-- START Records shown --

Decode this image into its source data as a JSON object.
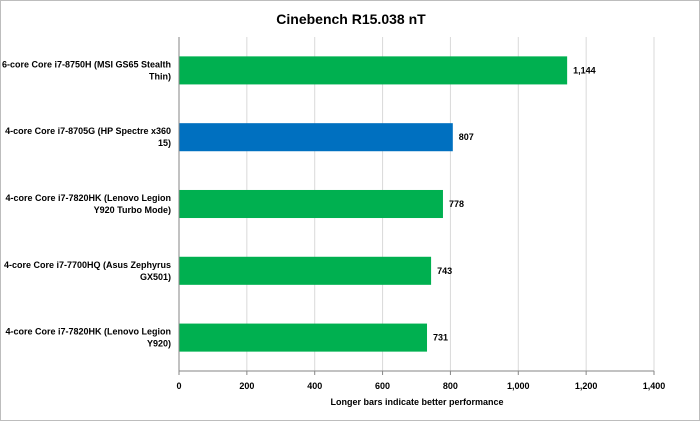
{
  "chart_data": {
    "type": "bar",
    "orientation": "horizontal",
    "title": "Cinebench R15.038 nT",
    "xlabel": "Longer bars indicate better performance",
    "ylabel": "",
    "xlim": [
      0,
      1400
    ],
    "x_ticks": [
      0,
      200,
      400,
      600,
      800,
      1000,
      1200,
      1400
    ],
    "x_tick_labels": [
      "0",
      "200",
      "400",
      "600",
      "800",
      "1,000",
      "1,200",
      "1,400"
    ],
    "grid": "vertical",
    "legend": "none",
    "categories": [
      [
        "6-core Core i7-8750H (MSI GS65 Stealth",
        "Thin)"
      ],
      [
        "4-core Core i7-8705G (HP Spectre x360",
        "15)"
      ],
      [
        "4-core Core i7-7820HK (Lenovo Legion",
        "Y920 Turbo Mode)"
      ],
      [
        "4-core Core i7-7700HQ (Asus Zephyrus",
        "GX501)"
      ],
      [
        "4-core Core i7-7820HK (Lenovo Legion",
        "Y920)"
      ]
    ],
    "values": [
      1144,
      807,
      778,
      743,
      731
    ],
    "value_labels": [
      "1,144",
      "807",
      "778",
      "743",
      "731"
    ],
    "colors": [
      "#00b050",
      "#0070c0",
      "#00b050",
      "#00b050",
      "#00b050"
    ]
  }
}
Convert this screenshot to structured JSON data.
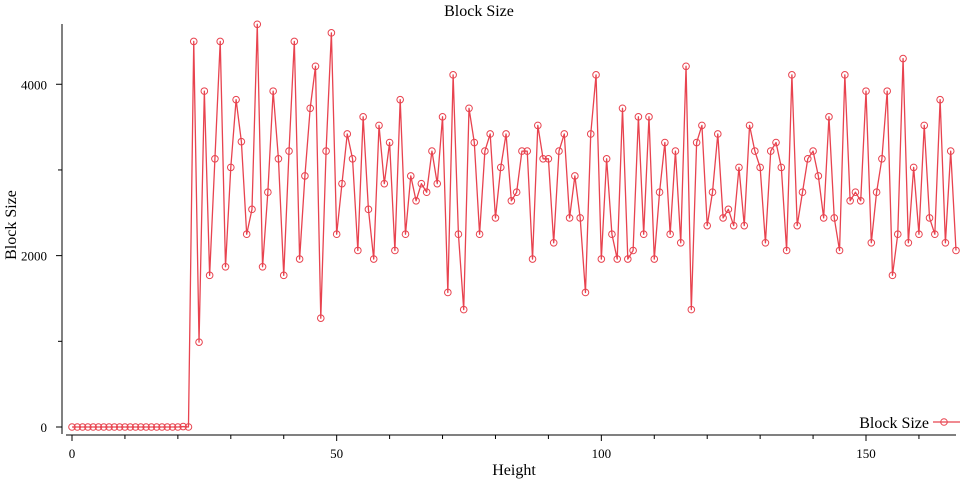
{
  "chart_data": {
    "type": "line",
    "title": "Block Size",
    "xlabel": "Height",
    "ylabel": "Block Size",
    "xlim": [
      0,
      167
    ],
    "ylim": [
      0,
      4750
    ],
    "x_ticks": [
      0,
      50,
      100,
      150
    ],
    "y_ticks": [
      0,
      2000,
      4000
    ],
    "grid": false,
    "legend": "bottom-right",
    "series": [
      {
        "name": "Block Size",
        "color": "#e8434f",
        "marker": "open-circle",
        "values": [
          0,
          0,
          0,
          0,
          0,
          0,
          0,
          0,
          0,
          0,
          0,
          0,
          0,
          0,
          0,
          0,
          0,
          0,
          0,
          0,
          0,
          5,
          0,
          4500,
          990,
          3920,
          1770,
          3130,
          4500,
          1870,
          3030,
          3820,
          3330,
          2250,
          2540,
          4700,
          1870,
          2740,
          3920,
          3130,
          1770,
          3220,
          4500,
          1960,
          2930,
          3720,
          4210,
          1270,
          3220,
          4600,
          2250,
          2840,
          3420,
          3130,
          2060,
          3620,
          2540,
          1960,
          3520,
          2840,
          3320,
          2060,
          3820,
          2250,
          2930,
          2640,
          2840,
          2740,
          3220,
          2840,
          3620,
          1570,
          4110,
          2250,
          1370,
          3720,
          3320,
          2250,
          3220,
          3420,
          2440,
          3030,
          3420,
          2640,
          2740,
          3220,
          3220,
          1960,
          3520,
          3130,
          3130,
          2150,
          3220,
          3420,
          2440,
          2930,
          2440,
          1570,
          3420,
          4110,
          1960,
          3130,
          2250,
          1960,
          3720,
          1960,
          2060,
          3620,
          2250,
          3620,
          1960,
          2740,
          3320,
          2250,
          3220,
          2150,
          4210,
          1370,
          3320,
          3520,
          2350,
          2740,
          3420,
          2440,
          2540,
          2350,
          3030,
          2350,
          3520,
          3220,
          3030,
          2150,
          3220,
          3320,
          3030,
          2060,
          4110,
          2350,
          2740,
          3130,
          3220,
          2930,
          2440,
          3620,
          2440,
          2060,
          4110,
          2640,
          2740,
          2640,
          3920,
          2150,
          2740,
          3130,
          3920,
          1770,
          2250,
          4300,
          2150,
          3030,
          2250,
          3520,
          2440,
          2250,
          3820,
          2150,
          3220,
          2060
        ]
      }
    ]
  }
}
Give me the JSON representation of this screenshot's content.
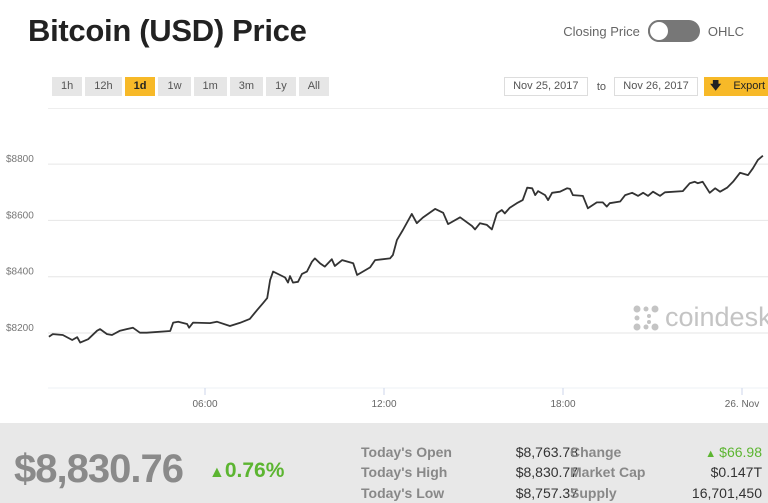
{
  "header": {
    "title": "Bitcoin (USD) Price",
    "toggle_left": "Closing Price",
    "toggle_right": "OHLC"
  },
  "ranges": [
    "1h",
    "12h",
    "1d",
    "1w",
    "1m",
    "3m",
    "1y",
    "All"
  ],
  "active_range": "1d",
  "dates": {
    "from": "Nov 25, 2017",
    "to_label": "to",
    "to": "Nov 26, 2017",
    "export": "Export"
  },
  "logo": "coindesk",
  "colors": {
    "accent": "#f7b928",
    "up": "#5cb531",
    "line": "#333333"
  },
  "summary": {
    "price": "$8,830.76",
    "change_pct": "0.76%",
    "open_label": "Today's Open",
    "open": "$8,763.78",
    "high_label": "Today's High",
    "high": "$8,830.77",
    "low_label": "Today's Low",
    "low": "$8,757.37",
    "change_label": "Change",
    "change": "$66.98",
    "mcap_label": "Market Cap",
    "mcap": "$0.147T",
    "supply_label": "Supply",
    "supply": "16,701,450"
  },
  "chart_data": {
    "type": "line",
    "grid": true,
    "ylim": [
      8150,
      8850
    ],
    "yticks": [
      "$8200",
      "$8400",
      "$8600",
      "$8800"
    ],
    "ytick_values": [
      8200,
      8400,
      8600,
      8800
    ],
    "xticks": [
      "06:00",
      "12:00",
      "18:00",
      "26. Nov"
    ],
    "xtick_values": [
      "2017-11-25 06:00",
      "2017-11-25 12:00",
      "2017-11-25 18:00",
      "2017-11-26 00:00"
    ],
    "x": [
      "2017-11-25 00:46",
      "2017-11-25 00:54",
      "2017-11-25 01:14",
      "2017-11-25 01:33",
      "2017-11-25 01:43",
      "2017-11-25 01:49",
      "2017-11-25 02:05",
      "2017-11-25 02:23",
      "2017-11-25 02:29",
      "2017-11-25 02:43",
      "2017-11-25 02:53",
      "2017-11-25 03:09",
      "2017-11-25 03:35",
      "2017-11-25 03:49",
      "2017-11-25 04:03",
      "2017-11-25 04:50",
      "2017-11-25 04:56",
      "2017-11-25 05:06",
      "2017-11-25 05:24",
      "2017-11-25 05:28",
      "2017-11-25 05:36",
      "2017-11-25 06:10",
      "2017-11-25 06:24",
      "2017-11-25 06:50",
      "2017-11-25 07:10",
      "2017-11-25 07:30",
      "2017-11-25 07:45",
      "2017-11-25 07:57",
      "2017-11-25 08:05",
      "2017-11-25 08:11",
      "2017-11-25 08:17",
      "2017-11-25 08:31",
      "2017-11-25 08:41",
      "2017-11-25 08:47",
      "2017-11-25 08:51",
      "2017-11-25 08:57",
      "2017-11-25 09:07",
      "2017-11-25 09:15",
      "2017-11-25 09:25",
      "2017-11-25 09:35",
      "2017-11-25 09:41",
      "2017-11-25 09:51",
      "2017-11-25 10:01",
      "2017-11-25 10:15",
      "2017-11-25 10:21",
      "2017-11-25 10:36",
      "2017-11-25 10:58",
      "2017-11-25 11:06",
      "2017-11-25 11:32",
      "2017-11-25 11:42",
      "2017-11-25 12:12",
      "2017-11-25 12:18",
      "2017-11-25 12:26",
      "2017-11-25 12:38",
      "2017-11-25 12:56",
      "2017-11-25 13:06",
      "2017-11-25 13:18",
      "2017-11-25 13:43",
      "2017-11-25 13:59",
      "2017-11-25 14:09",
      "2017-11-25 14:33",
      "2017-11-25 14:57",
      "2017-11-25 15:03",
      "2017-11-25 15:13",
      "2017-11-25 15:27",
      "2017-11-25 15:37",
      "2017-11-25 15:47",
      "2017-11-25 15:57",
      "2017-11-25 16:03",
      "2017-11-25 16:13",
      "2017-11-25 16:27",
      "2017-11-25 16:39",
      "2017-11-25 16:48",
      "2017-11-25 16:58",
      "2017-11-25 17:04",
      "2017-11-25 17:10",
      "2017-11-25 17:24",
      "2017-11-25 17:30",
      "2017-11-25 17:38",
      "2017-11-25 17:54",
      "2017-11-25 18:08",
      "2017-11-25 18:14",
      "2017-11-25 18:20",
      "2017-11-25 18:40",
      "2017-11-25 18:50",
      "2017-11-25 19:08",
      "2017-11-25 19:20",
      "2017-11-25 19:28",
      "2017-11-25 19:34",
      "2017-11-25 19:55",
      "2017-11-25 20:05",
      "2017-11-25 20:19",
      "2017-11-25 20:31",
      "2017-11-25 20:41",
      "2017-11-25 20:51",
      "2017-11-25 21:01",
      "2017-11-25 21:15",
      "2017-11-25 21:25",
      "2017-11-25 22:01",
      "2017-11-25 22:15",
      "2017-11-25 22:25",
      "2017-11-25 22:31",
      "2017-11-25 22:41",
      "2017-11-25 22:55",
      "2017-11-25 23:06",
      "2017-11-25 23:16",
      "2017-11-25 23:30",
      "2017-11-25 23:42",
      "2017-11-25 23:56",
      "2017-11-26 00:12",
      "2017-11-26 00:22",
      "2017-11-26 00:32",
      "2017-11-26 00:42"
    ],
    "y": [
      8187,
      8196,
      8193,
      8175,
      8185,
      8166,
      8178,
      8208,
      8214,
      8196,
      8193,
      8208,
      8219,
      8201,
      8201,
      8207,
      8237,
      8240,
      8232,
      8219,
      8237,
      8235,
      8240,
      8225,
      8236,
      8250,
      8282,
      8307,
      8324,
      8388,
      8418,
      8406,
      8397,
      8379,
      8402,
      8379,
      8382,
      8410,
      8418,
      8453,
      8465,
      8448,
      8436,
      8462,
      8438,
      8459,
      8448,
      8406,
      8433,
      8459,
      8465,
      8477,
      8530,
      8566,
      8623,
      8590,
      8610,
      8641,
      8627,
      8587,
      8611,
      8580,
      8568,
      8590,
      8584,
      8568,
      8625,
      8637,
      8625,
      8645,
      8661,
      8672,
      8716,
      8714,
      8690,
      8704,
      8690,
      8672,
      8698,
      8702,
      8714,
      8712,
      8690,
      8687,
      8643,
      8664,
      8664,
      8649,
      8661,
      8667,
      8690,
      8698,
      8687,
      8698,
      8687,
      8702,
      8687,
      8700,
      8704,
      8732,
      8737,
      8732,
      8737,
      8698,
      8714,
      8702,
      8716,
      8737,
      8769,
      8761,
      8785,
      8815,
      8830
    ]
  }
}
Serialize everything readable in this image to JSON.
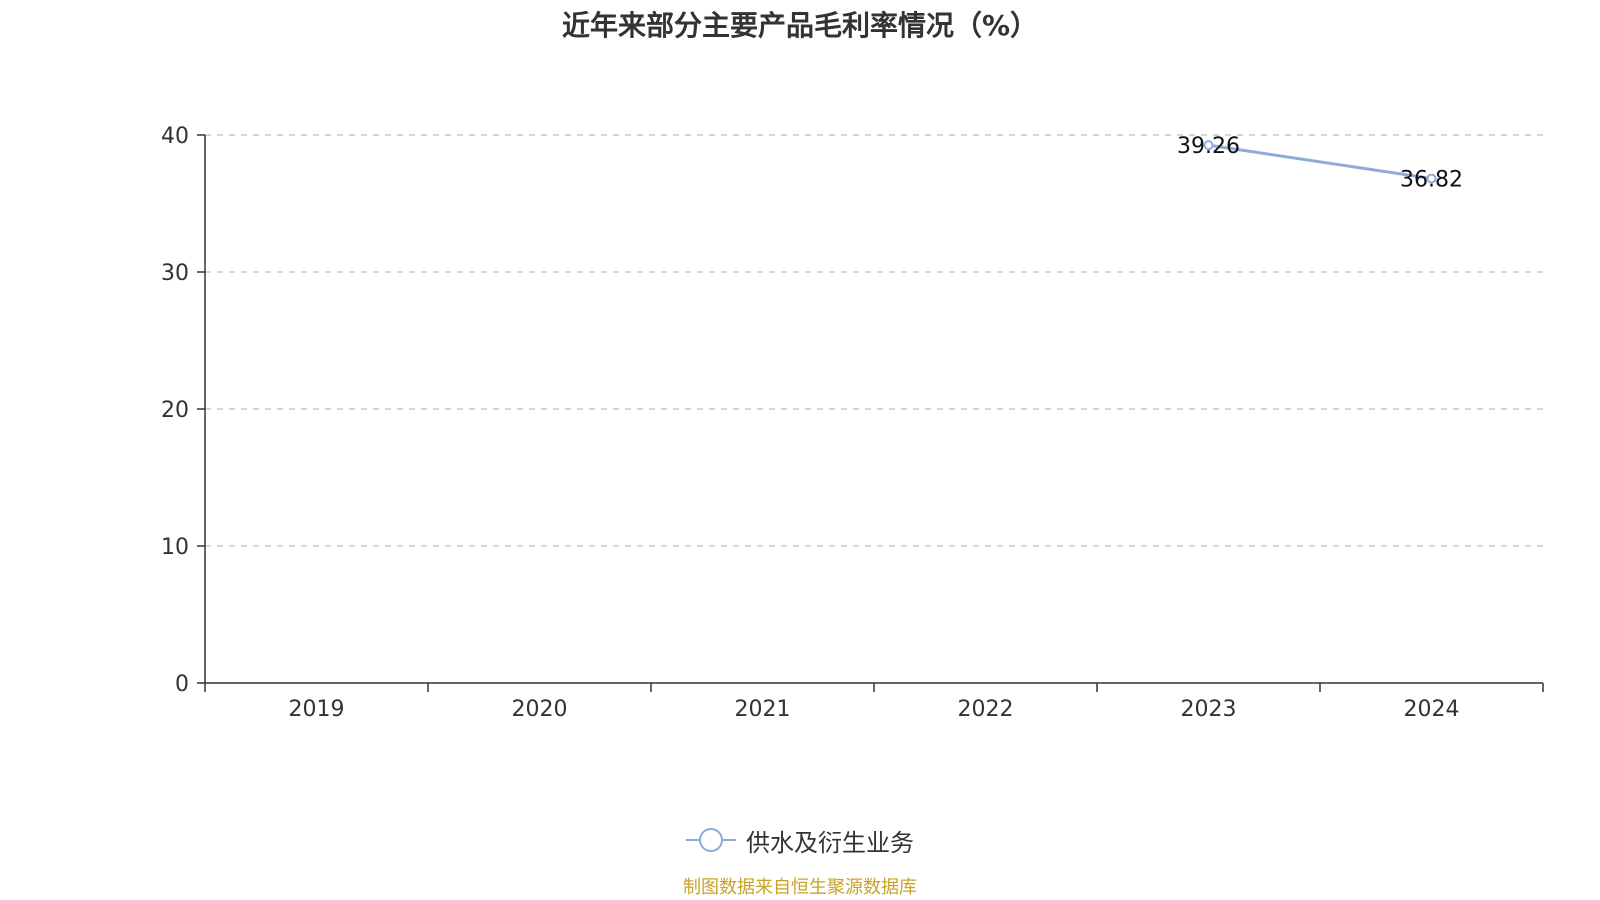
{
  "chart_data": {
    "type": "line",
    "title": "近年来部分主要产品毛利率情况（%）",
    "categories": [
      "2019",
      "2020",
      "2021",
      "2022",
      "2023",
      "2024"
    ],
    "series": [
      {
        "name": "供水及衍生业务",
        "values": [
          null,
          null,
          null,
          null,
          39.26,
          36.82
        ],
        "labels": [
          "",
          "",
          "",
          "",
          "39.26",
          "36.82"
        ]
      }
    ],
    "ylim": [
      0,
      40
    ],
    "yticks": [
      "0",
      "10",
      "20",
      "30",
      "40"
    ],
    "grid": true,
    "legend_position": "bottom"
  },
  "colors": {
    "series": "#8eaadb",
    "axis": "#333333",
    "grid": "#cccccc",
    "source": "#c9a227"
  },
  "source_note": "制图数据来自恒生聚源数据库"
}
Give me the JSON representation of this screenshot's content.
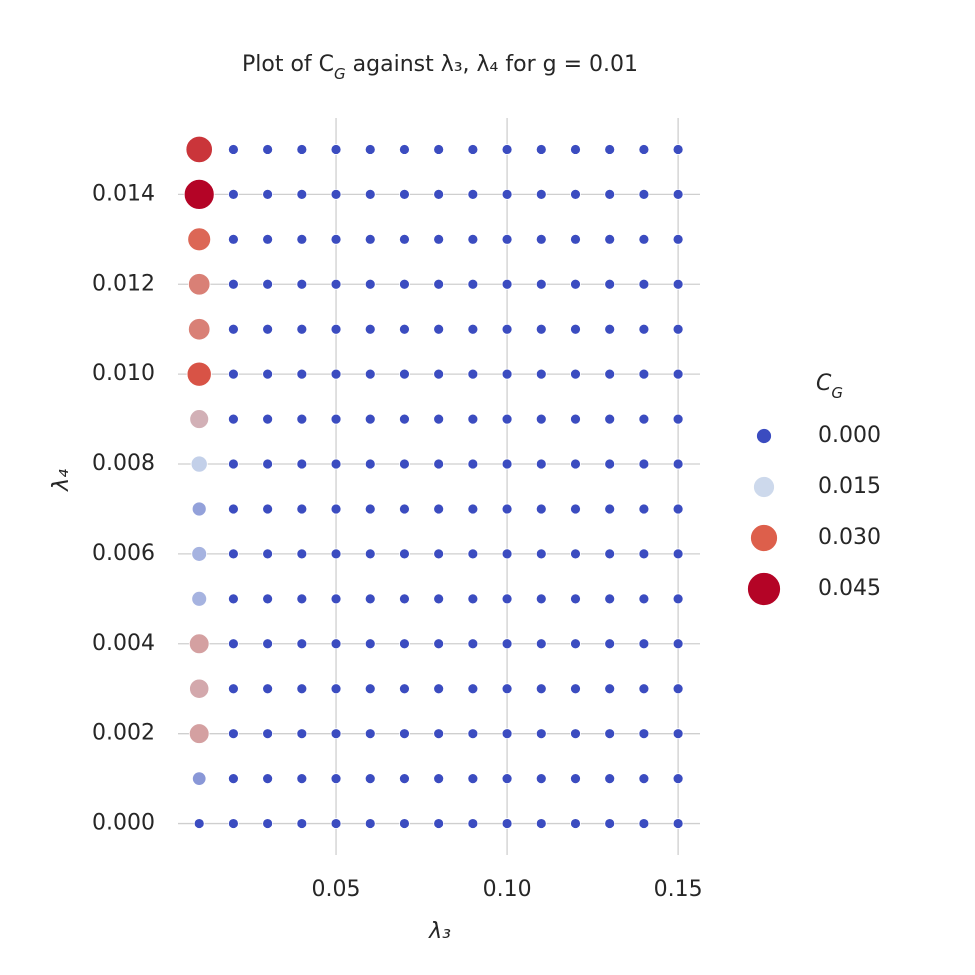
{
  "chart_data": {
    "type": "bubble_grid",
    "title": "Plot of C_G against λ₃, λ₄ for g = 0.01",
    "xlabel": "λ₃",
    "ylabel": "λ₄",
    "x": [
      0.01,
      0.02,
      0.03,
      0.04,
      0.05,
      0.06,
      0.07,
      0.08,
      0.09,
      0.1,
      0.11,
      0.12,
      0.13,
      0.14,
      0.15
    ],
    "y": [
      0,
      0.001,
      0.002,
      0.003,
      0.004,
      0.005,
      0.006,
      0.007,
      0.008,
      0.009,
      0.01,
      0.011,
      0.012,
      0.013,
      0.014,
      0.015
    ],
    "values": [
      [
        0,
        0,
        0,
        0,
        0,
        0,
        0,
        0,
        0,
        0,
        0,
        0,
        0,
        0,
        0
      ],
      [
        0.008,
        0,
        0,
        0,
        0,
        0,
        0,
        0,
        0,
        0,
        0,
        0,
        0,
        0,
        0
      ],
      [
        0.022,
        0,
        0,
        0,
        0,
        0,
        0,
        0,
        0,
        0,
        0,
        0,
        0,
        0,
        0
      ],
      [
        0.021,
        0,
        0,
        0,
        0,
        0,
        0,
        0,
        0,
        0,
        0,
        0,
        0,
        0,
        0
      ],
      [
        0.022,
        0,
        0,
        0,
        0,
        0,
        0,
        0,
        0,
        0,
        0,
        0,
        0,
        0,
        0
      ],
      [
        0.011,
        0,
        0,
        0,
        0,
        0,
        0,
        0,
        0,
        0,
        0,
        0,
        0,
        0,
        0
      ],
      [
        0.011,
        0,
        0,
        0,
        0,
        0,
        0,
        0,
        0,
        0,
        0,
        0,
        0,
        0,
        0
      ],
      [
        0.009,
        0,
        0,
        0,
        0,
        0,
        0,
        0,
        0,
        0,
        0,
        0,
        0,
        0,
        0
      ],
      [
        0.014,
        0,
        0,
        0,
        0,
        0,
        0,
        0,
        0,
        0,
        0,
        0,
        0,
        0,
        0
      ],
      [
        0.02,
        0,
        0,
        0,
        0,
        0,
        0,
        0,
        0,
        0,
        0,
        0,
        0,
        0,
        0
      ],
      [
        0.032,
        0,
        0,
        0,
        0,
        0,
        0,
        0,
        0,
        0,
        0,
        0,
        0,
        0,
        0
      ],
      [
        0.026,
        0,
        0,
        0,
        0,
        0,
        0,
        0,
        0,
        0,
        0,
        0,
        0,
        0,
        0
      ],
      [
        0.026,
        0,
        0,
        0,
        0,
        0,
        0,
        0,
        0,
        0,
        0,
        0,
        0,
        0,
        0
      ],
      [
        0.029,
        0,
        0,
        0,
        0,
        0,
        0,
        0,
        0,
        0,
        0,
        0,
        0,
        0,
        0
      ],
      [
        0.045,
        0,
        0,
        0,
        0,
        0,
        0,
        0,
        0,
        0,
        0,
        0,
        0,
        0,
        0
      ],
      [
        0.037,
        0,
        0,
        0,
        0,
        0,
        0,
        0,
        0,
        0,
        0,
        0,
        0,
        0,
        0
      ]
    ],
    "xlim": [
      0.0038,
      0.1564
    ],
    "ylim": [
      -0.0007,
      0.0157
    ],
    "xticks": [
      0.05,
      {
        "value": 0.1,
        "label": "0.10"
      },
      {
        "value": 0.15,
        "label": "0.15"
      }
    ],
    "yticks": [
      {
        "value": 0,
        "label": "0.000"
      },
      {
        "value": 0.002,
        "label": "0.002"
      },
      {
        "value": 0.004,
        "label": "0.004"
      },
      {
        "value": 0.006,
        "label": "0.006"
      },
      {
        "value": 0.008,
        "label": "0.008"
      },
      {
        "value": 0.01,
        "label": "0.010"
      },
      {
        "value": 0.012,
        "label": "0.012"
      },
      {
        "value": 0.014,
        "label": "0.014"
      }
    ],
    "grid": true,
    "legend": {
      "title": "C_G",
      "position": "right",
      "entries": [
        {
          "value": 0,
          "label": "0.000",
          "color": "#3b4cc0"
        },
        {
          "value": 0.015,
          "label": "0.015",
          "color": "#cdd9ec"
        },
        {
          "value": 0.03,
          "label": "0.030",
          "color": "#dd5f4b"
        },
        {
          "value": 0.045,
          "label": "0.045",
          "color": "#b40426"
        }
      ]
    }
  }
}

-- END Records shown --

## What to do
Find every line containing the word "core", then give the total and nothing more.

## Exercise answer
5